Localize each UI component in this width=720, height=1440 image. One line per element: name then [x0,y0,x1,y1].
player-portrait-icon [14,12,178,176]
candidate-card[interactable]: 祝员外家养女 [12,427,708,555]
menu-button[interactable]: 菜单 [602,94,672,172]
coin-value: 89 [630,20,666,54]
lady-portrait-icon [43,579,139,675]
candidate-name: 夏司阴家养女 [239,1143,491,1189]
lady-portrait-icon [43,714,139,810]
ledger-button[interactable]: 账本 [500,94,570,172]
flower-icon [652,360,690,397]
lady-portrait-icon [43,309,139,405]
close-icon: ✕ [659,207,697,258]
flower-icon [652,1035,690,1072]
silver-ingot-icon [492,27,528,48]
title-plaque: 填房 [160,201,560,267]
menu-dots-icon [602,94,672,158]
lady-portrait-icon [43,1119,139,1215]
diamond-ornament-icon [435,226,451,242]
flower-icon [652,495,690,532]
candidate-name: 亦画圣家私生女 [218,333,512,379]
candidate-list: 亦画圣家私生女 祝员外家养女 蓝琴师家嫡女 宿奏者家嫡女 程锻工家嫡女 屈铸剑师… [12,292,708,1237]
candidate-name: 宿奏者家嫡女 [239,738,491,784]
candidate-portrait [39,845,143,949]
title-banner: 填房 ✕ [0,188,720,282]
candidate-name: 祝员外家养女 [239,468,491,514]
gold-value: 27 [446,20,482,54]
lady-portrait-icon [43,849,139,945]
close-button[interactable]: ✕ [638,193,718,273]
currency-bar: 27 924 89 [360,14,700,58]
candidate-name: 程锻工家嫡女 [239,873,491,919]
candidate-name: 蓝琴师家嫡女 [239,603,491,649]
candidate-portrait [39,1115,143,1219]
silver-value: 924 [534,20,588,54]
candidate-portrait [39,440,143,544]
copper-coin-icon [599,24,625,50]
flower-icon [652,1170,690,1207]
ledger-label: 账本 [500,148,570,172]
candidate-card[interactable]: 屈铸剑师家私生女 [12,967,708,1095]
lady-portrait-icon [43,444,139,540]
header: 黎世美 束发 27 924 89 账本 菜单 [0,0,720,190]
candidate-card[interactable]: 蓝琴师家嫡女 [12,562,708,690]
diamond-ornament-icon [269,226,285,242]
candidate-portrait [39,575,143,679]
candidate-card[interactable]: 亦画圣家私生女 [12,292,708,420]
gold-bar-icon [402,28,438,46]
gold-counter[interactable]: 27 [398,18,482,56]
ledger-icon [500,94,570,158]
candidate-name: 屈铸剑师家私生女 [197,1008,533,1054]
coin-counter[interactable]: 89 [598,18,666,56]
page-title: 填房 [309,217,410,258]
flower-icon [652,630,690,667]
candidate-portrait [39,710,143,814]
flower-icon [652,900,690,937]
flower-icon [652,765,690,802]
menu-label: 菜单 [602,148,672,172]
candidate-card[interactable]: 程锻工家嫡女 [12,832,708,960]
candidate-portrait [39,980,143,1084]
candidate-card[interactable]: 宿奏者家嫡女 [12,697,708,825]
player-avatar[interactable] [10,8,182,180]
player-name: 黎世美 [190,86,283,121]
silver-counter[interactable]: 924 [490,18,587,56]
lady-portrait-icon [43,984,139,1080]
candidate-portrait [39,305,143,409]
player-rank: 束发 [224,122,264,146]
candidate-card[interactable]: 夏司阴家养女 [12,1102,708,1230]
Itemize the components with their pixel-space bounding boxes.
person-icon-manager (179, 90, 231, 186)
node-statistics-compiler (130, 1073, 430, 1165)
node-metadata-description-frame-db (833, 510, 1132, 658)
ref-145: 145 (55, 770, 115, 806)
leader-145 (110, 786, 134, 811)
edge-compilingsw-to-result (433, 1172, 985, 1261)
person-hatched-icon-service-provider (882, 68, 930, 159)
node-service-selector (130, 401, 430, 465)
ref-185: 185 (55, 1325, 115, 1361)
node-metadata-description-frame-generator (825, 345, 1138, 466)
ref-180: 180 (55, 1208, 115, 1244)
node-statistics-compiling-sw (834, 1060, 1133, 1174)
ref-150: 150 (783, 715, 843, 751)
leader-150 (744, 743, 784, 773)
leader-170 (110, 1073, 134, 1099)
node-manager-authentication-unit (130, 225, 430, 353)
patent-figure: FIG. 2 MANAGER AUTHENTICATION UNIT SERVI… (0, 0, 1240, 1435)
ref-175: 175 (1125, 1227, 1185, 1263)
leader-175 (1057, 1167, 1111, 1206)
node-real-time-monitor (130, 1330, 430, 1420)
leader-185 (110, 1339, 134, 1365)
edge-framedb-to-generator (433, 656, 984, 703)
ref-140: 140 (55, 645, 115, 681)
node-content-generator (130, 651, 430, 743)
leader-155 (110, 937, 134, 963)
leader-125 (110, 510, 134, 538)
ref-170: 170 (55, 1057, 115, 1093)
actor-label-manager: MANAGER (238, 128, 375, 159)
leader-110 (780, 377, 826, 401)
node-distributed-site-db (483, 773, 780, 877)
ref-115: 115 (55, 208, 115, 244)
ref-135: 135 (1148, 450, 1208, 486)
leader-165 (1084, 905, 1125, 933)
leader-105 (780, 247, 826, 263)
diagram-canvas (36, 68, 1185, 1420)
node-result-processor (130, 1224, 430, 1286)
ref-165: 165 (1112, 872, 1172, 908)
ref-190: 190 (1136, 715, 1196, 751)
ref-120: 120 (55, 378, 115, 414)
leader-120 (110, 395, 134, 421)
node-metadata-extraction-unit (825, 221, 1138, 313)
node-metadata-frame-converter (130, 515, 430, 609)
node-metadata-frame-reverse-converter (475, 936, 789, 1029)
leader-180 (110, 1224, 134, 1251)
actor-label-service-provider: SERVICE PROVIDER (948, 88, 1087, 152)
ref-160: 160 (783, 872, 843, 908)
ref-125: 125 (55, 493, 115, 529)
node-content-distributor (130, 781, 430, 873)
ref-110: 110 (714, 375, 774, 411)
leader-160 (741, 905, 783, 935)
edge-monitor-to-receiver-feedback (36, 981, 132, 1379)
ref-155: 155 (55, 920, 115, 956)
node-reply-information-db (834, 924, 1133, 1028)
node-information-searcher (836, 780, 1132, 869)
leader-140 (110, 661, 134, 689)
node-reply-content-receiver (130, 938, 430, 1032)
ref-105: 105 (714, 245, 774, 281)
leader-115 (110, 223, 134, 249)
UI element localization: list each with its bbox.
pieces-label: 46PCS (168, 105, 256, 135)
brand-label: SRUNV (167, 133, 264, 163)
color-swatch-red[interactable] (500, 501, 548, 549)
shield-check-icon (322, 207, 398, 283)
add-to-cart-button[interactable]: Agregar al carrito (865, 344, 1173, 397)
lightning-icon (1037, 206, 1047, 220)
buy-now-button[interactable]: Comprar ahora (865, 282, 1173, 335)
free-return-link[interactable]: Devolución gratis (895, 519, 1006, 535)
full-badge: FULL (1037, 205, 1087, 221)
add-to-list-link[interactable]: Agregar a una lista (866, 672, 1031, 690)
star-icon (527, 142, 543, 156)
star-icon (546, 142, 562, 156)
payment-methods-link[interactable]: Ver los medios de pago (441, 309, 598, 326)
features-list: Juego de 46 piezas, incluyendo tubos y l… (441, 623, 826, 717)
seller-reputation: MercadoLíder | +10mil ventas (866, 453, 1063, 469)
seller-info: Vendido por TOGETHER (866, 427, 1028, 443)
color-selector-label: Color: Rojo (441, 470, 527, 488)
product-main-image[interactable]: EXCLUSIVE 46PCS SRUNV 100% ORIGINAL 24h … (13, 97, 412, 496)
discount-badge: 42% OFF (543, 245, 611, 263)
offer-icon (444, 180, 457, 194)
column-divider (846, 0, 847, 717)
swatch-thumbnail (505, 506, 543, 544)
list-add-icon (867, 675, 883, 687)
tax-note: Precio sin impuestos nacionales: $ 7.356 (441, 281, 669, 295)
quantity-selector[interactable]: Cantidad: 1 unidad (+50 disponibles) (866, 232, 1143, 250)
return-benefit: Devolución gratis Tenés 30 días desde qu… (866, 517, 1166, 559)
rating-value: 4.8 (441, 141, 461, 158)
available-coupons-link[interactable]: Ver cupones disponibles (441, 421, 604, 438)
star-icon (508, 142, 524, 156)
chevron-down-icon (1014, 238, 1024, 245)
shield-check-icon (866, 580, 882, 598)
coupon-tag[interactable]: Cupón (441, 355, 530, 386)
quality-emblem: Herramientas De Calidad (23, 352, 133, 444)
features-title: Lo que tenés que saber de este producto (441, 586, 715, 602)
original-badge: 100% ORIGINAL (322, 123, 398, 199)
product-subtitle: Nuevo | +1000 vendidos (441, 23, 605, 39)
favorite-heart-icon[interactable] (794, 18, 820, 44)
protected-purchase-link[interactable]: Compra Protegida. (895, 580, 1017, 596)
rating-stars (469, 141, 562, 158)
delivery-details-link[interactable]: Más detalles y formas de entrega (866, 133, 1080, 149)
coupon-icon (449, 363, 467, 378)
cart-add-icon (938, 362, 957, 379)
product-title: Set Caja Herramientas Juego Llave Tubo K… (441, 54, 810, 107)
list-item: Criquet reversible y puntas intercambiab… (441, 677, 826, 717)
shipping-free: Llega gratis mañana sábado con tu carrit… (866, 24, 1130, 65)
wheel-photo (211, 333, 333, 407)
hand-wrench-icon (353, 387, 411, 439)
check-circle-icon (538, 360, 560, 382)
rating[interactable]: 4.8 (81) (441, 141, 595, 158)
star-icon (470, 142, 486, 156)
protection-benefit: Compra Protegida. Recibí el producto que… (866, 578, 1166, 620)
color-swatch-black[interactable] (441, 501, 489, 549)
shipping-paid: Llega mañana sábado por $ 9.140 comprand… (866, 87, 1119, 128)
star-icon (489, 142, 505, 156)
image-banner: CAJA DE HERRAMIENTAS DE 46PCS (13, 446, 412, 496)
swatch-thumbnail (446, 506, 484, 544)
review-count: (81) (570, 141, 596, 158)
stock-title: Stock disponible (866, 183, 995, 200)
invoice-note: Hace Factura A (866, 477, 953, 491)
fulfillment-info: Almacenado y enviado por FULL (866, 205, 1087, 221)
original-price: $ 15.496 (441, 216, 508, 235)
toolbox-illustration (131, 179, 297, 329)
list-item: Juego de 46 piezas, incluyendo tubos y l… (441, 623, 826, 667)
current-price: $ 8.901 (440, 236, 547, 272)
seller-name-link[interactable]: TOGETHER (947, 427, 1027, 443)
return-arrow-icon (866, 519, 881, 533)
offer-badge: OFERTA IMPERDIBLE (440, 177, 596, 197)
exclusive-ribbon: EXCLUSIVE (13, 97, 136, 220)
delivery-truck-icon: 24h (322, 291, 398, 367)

# # # # # # #

- _Exercise_: Retype the stretch from the start of the records through the line containing "menu-dots-icon [602,94,672,158]", inclusive, reproducing each line without alteration.

- _Solved problem_:
Localize each UI component in this width=720, height=1440 image. One line per element: name then [x0,y0,x1,y1].
player-portrait-icon [14,12,178,176]
candidate-card[interactable]: 祝员外家养女 [12,427,708,555]
menu-button[interactable]: 菜单 [602,94,672,172]
coin-value: 89 [630,20,666,54]
lady-portrait-icon [43,579,139,675]
candidate-name: 夏司阴家养女 [239,1143,491,1189]
lady-portrait-icon [43,714,139,810]
ledger-button[interactable]: 账本 [500,94,570,172]
flower-icon [652,360,690,397]
lady-portrait-icon [43,309,139,405]
close-icon: ✕ [659,207,697,258]
flower-icon [652,1035,690,1072]
silver-ingot-icon [492,27,528,48]
title-plaque: 填房 [160,201,560,267]
menu-dots-icon [602,94,672,158]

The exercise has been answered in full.